What is asked
Please work out how many lines in the material contain "items" and give only that figure.

Source data

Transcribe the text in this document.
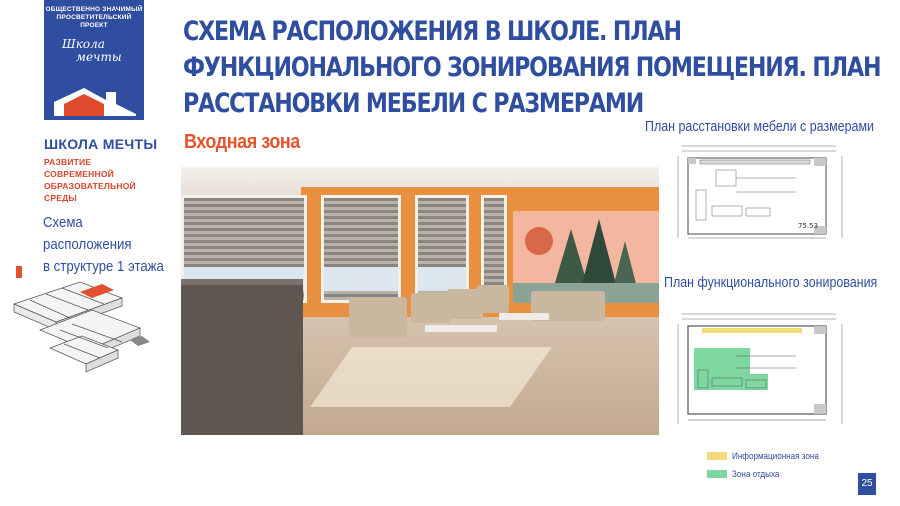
ОБЩЕСТВЕННО ЗНАЧИМЫЙ
ПРОСВЕТИТЕЛЬСКИЙ ПРОЕКТ
Школа
мечты
ШКОЛА МЕЧТЫ
РАЗВИТИЕ СОВРЕМЕННОЙ
ОБРАЗОВАТЕЛЬНОЙ СРЕДЫ
СХЕМА РАСПОЛОЖЕНИЯ В ШКОЛЕ. ПЛАН
ФУНКЦИОНАЛЬНОГО ЗОНИРОВАНИЯ ПОМЕЩЕНИЯ. ПЛАН
РАССТАНОВКИ МЕБЕЛИ С РАЗМЕРАМИ
Входная зона
Схема расположения
в структуре 1 этажа
План расстановки мебели с размерами
75.53
План функционального зонирования
Информационная зона
Зона отдыха
25
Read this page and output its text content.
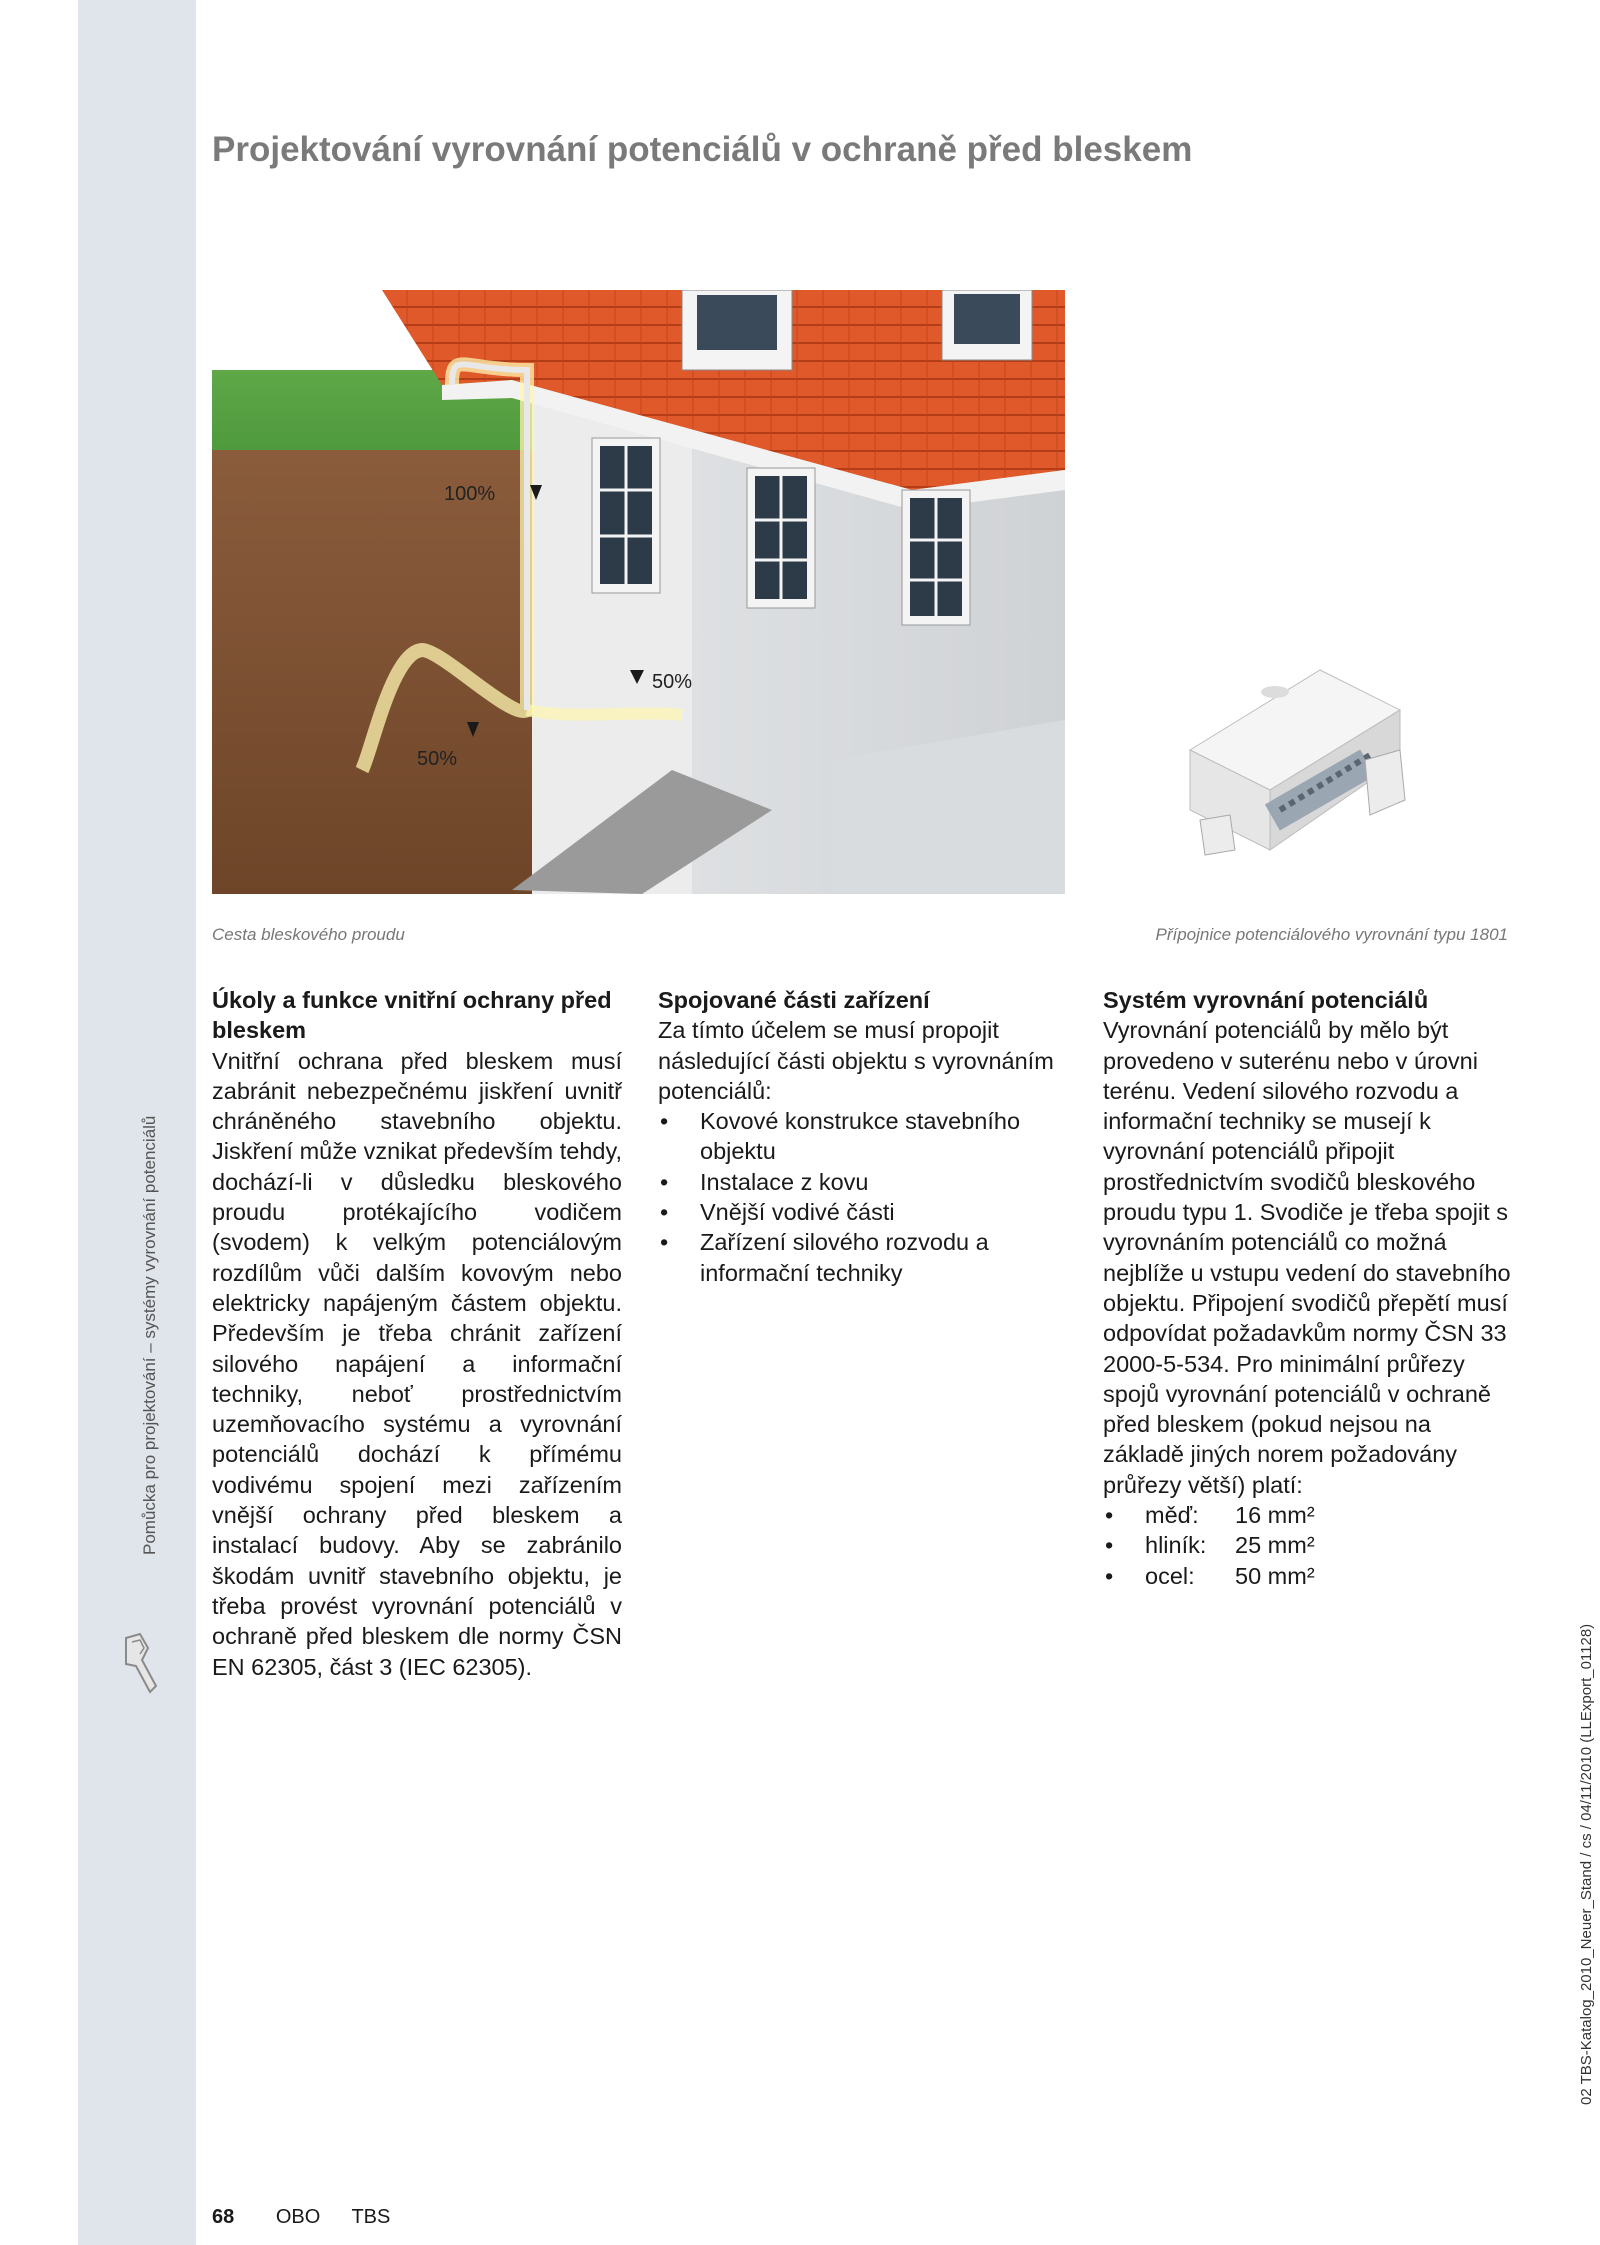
Pomůcka pro projektování – systémy vyrovnání potenciálů
Projektování vyrovnání potenciálů v ochraně před bleskem
100%
50%
50%
Cesta bleskového proudu	Přípojnice potenciálového vyrovnání typu 1801

Úkoly a funkce vnitřní ochrany před bleskem

Vnitřní ochrana před bleskem musí zabránit nebezpečnému jiskření uvnitř chráněného stavebního objektu. Jiskření může vznikat především tehdy, dochází-li v důsledku bleskového proudu protékajícího vodičem (svodem) k velkým potenciálovým rozdílům vůči dalším kovovým nebo elektricky napájeným částem objektu. Především je třeba chránit zařízení silového napájení a informační techniky, neboť prostřednictvím uzemňovacího systému a vyrovnání potenciálů dochází k přímému vodivému spojení mezi zařízením vnější ochrany před bleskem a instalací budovy. Aby se zabránilo škodám uvnitř stavebního objektu, je třeba provést vyrovnání potenciálů v ochraně před bleskem dle normy ČSN EN 62305, část 3 (IEC 62305).

Spojované části zařízení

Za tímto účelem se musí propojit následující části objektu s vyrovnáním potenciálů:

• Kovové konstrukce stavebního objektu
• Instalace z kovu
• Vnější vodivé části
• Zařízení silového rozvodu a informační techniky

Systém vyrovnání potenciálů

Vyrovnání potenciálů by mělo být provedeno v suterénu nebo v úrovni terénu. Vedení silového rozvodu a informační techniky se musejí k vyrovnání potenciálů připojit prostřednictvím svodičů bleskového proudu typu 1. Svodiče je třeba spojit s vyrovnáním potenciálů co možná nejblíže u vstupu vedení do stavebního objektu. Připojení svodičů přepětí musí odpovídat požadavkům normy ČSN 33 2000-5-534. Pro minimální průřezy spojů vyrovnání potenciálů v ochraně před bleskem (pokud nejsou na základě jiných norem požadovány průřezy větší) platí:

• měď: 16 mm²
• hliník: 25 mm²
• ocel: 50 mm²
02 TBS-Katalog_2010_Neuer_Stand / cs / 04/11/2010 (LLExport_01128)
68 OBO TBS
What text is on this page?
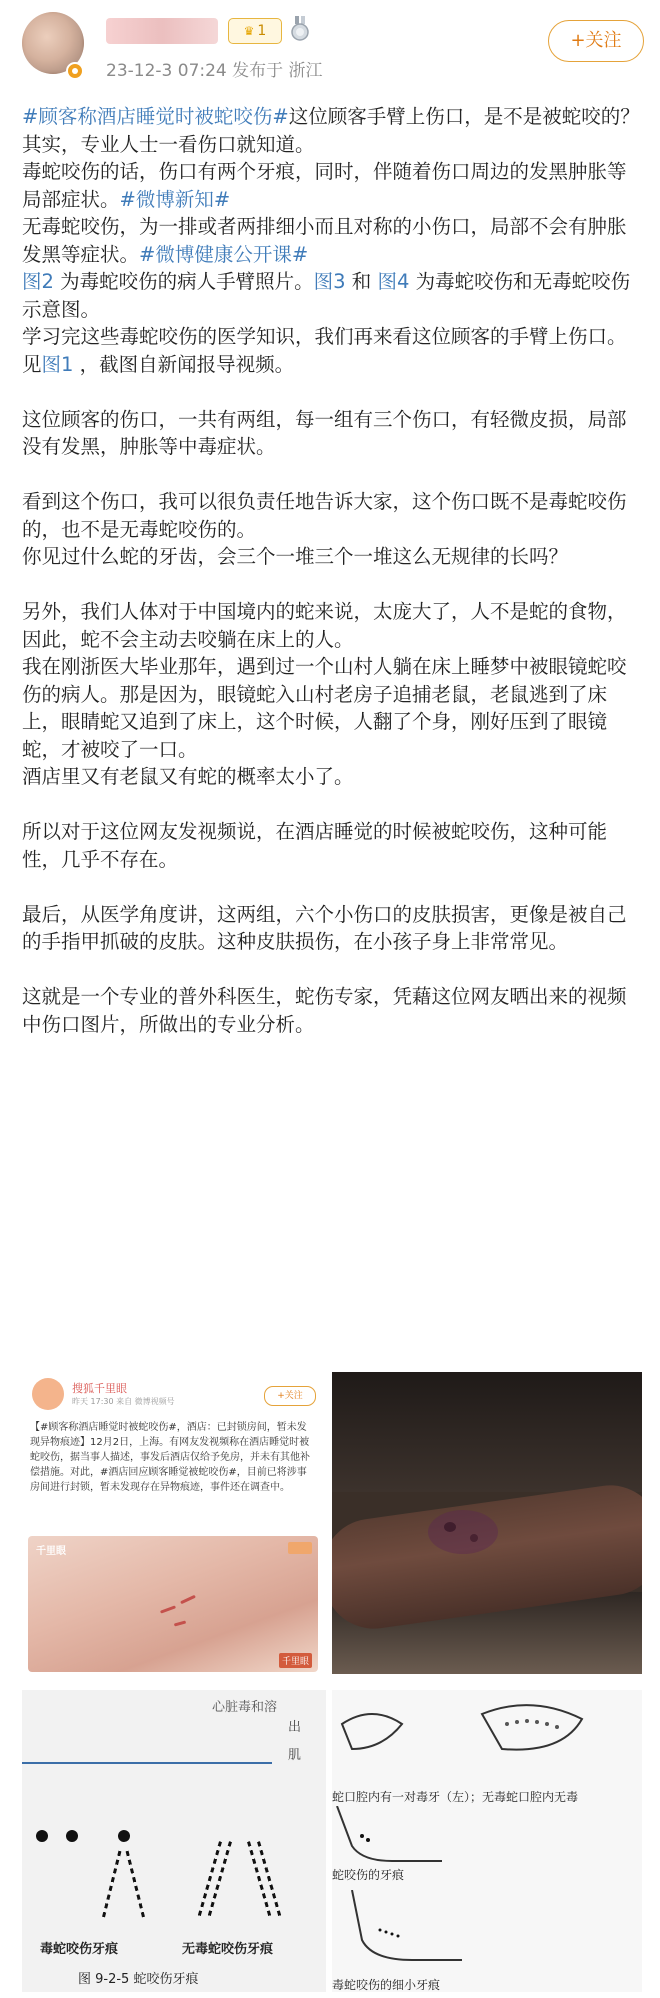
♛ 1
23-12-3 07:24 发布于 浙江
+关注

#顾客称酒店睡觉时被蛇咬伤#这位顾客手臂上伤口，是不是被蛇咬的？其实，专业人士一看伤口就知道。

毒蛇咬伤的话，伤口有两个牙痕，同时，伴随着伤口周边的发黑肿胀等局部症状。#微博新知#

无毒蛇咬伤，为一排或者两排细小而且对称的小伤口，局部不会有肿胀发黑等症状。#微博健康公开课#

图2 为毒蛇咬伤的病人手臂照片。图3 和 图4 为毒蛇咬伤和无毒蛇咬伤示意图。

学习完这些毒蛇咬伤的医学知识，我们再来看这位顾客的手臂上伤口。见图1 ，截图自新闻报导视频。

这位顾客的伤口，一共有两组，每一组有三个伤口，有轻微皮损，局部没有发黑，肿胀等中毒症状。

看到这个伤口，我可以很负责任地告诉大家，这个伤口既不是毒蛇咬伤的，也不是无毒蛇咬伤的。

你见过什么蛇的牙齿，会三个一堆三个一堆这么无规律的长吗？

另外，我们人体对于中国境内的蛇来说，太庞大了，人不是蛇的食物，因此，蛇不会主动去咬躺在床上的人。

我在刚浙医大毕业那年，遇到过一个山村人躺在床上睡梦中被眼镜蛇咬伤的病人。那是因为，眼镜蛇入山村老房子追捕老鼠，老鼠逃到了床上，眼睛蛇又追到了床上，这个时候，人翻了个身，刚好压到了眼镜蛇，才被咬了一口。

酒店里又有老鼠又有蛇的概率太小了。

所以对于这位网友发视频说，在酒店睡觉的时候被蛇咬伤，这种可能性，几乎不存在。

最后，从医学角度讲，这两组，六个小伤口的皮肤损害，更像是被自己的手指甲抓破的皮肤。这种皮肤损伤，在小孩子身上非常常见。

这就是一个专业的普外科医生，蛇伤专家，凭藉这位网友晒出来的视频中伤口图片，所做出的专业分析。

搜狐千里眼
昨天 17:30 来自 微博视频号
+关注
【#顾客称酒店睡觉时被蛇咬伤#，酒店：已封锁房间，暂未发现异物痕迹】12月2日，上海。有网友发视频称在酒店睡觉时被蛇咬伤，据当事人描述，事发后酒店仅给予免房，并未有其他补偿措施。对此，#酒店回应顾客睡觉被蛇咬伤#，目前已将涉事房间进行封锁，暂未发现存在异物痕迹，事件还在调查中。
千里眼
千里眼
心脏毒和溶
出
肌
毒蛇咬伤牙痕	无毒蛇咬伤牙痕
图 9-2-5 蛇咬伤牙痕
蛇口腔内有一对毒牙（左）；无毒蛇口腔内无毒
蛇咬伤的牙痕
毒蛇咬伤的细小牙痕
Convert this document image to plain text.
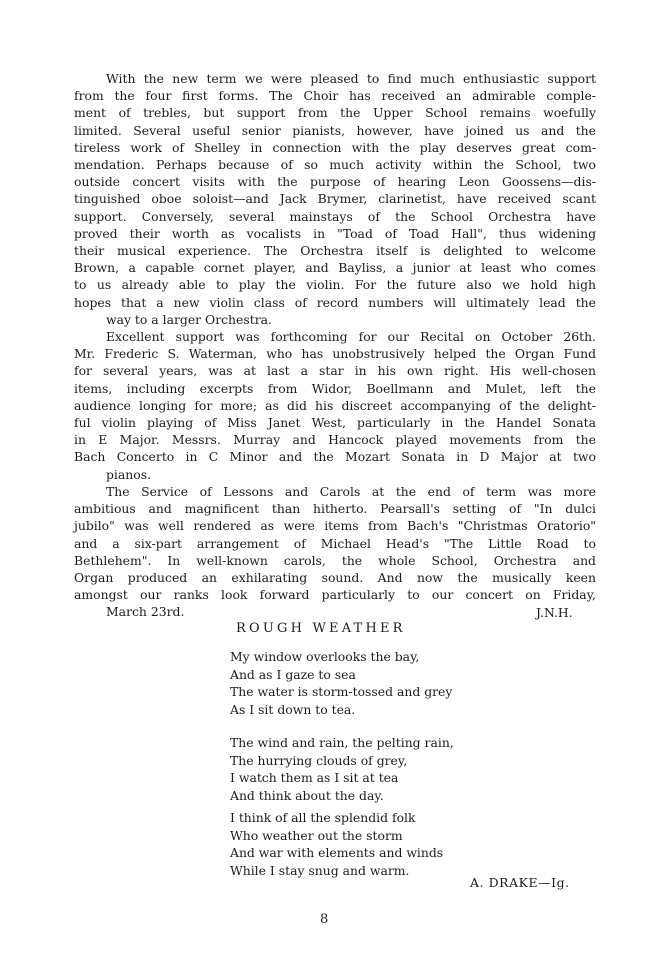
With the new term we were pleased to find much enthusiastic support
from the four first forms. The Choir has received an admirable comple-
ment of trebles, but support from the Upper School remains woefully
limited. Several useful senior pianists, however, have joined us and the
tireless work of Shelley in connection with the play deserves great com-
mendation. Perhaps because of so much activity within the School, two
outside concert visits with the purpose of hearing Leon Goossens—dis-
tinguished oboe soloist—and Jack Brymer, clarinetist, have received scant
support. Conversely, several mainstays of the School Orchestra have
proved their worth as vocalists in "Toad of Toad Hall", thus widening
their musical experience. The Orchestra itself is delighted to welcome
Brown, a capable cornet player, and Bayliss, a junior at least who comes
to us already able to play the violin. For the future also we hold high
hopes that a new violin class of record numbers will ultimately lead the
way to a larger Orchestra.

Excellent support was forthcoming for our Recital on October 26th.
Mr. Frederic S. Waterman, who has unobstrusively helped the Organ Fund
for several years, was at last a star in his own right. His well-chosen
items, including excerpts from Widor, Boellmann and Mulet, left the
audience longing for more; as did his discreet accompanying of the delight-
ful violin playing of Miss Janet West, particularly in the Handel Sonata
in E Major. Messrs. Murray and Hancock played movements from the
Bach Concerto in C Minor and the Mozart Sonata in D Major at two
pianos.

The Service of Lessons and Carols at the end of term was more
ambitious and magnificent than hitherto. Pearsall's setting of "In dulci
jubilo" was well rendered as were items from Bach's "Christmas Oratorio"
and a six-part arrangement of Michael Head's "The Little Road to
Bethlehem". In well-known carols, the whole School, Orchestra and
Organ produced an exhilarating sound. And now the musically keen
amongst our ranks look forward particularly to our concert on Friday,
March 23rd.	J.N.H.
ROUGH WEATHER
My window overlooks the bay,
And as I gaze to sea
The water is storm-tossed and grey
As I sit down to tea.
The wind and rain, the pelting rain,
The hurrying clouds of grey,
I watch them as I sit at tea
And think about the day.
I think of all the splendid folk
Who weather out the storm
And war with elements and winds
While I stay snug and warm.
A. DRAKE—Ig.
8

Answer to this task
2